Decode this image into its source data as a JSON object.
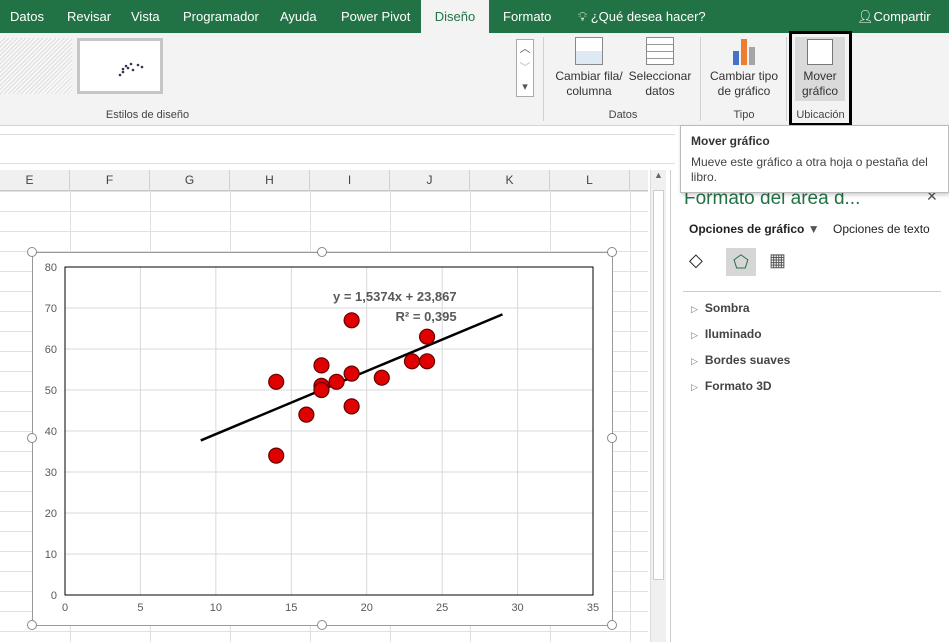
{
  "tabs": [
    "Datos",
    "Revisar",
    "Vista",
    "Programador",
    "Ayuda",
    "Power Pivot",
    "Diseño",
    "Formato"
  ],
  "active_tab": "Diseño",
  "tell_me": "¿Qué desea hacer?",
  "share": "Compartir",
  "ribbon": {
    "styles_group": "Estilos de diseño",
    "switch_row_col": "Cambiar fila/ columna",
    "select_data": "Seleccionar datos",
    "data_group": "Datos",
    "change_type": "Cambiar tipo de gráfico",
    "type_group": "Tipo",
    "move_chart": "Mover gráfico",
    "location_group": "Ubicación"
  },
  "tooltip": {
    "title": "Mover gráfico",
    "text": "Mueve este gráfico a otra hoja o pestaña del libro."
  },
  "columns": [
    "E",
    "F",
    "G",
    "H",
    "I",
    "J",
    "K",
    "L"
  ],
  "panel": {
    "title": "Formato del área d...",
    "chart_options": "Opciones de gráfico",
    "text_options": "Opciones de texto",
    "sections": [
      "Sombra",
      "Iluminado",
      "Bordes suaves",
      "Formato 3D"
    ]
  },
  "colors": {
    "accent": "#217346",
    "marker": "#e00000"
  },
  "chart_data": {
    "type": "scatter",
    "x": [
      14,
      14,
      16,
      17,
      17,
      17,
      18,
      19,
      19,
      19,
      21,
      23,
      24,
      24
    ],
    "y": [
      52,
      34,
      44,
      56,
      51,
      50,
      52,
      54,
      67,
      46,
      53,
      57,
      63,
      57
    ],
    "xlim": [
      0,
      35
    ],
    "ylim": [
      0,
      80
    ],
    "xticks": [
      0,
      5,
      10,
      15,
      20,
      25,
      30,
      35
    ],
    "yticks": [
      0,
      10,
      20,
      30,
      40,
      50,
      60,
      70,
      80
    ],
    "grid": true,
    "trendline": {
      "slope": 1.5374,
      "intercept": 23.867,
      "x_range": [
        9,
        29
      ],
      "equation": "y = 1,5374x + 23,867",
      "r2": "R² = 0,395"
    }
  }
}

WHAT IS EXPECTED: The pictures should not be reproduced; quote all of the other material exactly.

FINAL ANSWER:
Decode this image into its source data as a JSON object.
{
  "tabs": [
    "Datos",
    "Revisar",
    "Vista",
    "Programador",
    "Ayuda",
    "Power Pivot",
    "Diseño",
    "Formato"
  ],
  "active_tab": "Diseño",
  "tell_me": "¿Qué desea hacer?",
  "share": "Compartir",
  "ribbon": {
    "styles_group": "Estilos de diseño",
    "switch_row_col": "Cambiar fila/ columna",
    "select_data": "Seleccionar datos",
    "data_group": "Datos",
    "change_type": "Cambiar tipo de gráfico",
    "type_group": "Tipo",
    "move_chart": "Mover gráfico",
    "location_group": "Ubicación"
  },
  "tooltip": {
    "title": "Mover gráfico",
    "text": "Mueve este gráfico a otra hoja o pestaña del libro."
  },
  "columns": [
    "E",
    "F",
    "G",
    "H",
    "I",
    "J",
    "K",
    "L"
  ],
  "panel": {
    "title": "Formato del área d...",
    "chart_options": "Opciones de gráfico",
    "text_options": "Opciones de texto",
    "sections": [
      "Sombra",
      "Iluminado",
      "Bordes suaves",
      "Formato 3D"
    ]
  },
  "colors": {
    "accent": "#217346",
    "marker": "#e00000"
  },
  "chart_data": {
    "type": "scatter",
    "x": [
      14,
      14,
      16,
      17,
      17,
      17,
      18,
      19,
      19,
      19,
      21,
      23,
      24,
      24
    ],
    "y": [
      52,
      34,
      44,
      56,
      51,
      50,
      52,
      54,
      67,
      46,
      53,
      57,
      63,
      57
    ],
    "xlim": [
      0,
      35
    ],
    "ylim": [
      0,
      80
    ],
    "xticks": [
      0,
      5,
      10,
      15,
      20,
      25,
      30,
      35
    ],
    "yticks": [
      0,
      10,
      20,
      30,
      40,
      50,
      60,
      70,
      80
    ],
    "grid": true,
    "trendline": {
      "slope": 1.5374,
      "intercept": 23.867,
      "x_range": [
        9,
        29
      ],
      "equation": "y = 1,5374x + 23,867",
      "r2": "R² = 0,395"
    }
  }
}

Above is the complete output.